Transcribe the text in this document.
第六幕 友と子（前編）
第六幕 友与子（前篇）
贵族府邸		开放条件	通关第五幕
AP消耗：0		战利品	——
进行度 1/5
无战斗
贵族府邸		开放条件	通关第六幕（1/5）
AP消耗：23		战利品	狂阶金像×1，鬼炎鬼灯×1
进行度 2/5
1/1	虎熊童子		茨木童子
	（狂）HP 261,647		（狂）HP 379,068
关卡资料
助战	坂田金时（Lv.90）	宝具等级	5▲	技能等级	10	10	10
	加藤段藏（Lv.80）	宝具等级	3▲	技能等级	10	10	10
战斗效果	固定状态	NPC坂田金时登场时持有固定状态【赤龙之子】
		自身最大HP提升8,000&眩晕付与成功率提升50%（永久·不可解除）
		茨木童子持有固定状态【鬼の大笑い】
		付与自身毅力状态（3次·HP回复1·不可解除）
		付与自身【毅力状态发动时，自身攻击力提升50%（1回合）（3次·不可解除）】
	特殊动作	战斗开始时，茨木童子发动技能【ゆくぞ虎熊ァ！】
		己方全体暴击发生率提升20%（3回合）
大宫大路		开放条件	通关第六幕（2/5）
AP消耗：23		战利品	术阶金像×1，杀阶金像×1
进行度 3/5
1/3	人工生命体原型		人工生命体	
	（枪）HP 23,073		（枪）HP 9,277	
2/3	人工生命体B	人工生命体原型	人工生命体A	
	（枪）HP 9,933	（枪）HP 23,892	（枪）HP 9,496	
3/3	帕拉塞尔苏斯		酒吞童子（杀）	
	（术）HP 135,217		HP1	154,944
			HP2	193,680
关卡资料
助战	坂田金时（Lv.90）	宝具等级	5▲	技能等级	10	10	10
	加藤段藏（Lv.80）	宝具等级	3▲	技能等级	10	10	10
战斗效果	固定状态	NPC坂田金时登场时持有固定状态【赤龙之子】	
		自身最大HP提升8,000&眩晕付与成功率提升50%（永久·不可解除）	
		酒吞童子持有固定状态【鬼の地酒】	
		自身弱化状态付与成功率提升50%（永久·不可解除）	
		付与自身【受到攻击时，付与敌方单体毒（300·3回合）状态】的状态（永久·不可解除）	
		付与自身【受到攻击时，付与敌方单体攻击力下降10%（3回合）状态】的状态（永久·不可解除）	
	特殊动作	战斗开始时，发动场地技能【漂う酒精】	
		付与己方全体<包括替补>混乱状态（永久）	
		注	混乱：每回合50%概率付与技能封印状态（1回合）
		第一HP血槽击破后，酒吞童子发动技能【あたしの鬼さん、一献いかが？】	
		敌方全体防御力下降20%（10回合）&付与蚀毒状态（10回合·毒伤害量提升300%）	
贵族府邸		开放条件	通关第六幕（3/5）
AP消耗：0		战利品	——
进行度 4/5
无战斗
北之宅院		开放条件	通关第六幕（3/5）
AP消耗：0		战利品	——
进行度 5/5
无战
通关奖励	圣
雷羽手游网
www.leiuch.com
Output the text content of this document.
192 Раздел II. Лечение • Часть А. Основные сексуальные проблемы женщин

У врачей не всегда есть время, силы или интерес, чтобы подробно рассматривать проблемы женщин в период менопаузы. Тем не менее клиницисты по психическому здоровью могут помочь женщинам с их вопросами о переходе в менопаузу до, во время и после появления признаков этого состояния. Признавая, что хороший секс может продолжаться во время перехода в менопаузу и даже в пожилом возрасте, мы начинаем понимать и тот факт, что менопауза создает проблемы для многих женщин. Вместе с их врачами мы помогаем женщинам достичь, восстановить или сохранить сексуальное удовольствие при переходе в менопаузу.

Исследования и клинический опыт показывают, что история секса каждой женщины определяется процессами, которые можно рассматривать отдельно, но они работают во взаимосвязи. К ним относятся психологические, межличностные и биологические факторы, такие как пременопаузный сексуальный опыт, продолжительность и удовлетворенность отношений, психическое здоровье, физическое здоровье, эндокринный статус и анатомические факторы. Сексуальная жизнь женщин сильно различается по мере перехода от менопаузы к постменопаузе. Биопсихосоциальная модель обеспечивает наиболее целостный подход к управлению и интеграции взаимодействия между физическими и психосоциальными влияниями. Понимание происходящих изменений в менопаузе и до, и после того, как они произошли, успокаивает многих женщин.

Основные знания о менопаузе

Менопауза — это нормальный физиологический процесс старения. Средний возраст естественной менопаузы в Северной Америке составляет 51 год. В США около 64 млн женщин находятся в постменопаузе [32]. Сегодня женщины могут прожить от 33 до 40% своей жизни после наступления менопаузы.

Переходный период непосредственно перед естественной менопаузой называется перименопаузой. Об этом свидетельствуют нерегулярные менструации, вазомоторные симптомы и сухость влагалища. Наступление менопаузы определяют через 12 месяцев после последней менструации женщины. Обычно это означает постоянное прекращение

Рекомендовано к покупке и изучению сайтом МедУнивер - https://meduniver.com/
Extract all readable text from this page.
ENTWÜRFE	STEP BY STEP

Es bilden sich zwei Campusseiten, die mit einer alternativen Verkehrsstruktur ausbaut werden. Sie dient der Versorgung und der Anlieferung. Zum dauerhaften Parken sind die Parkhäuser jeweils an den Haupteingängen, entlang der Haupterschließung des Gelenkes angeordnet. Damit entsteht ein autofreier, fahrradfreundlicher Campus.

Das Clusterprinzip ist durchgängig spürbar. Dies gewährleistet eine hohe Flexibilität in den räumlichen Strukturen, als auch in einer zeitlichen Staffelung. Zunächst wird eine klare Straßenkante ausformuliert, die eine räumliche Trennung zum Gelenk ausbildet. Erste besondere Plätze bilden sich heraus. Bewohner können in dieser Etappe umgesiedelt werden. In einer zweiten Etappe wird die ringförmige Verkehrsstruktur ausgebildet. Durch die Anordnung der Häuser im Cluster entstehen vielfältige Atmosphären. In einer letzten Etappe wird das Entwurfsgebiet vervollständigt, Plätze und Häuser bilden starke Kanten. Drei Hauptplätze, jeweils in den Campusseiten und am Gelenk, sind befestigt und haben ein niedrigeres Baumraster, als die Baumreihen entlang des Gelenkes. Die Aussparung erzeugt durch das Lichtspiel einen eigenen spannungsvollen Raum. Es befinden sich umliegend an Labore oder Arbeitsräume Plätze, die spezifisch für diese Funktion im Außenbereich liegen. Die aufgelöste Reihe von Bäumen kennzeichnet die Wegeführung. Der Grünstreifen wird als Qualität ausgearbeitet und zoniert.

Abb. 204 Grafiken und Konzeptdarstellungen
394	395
=======
- **Set exercise**: Copy each line of the preceding data that contains the string "NPC坂田金时登场时持有固定状态".

- **Problem solution**:
战斗效果	固定状态	NPC坂田金时登场时持有固定状态【赤龙之子】
战斗效果	固定状态	NPC坂田金时登场时持有固定状态【赤龙之子】	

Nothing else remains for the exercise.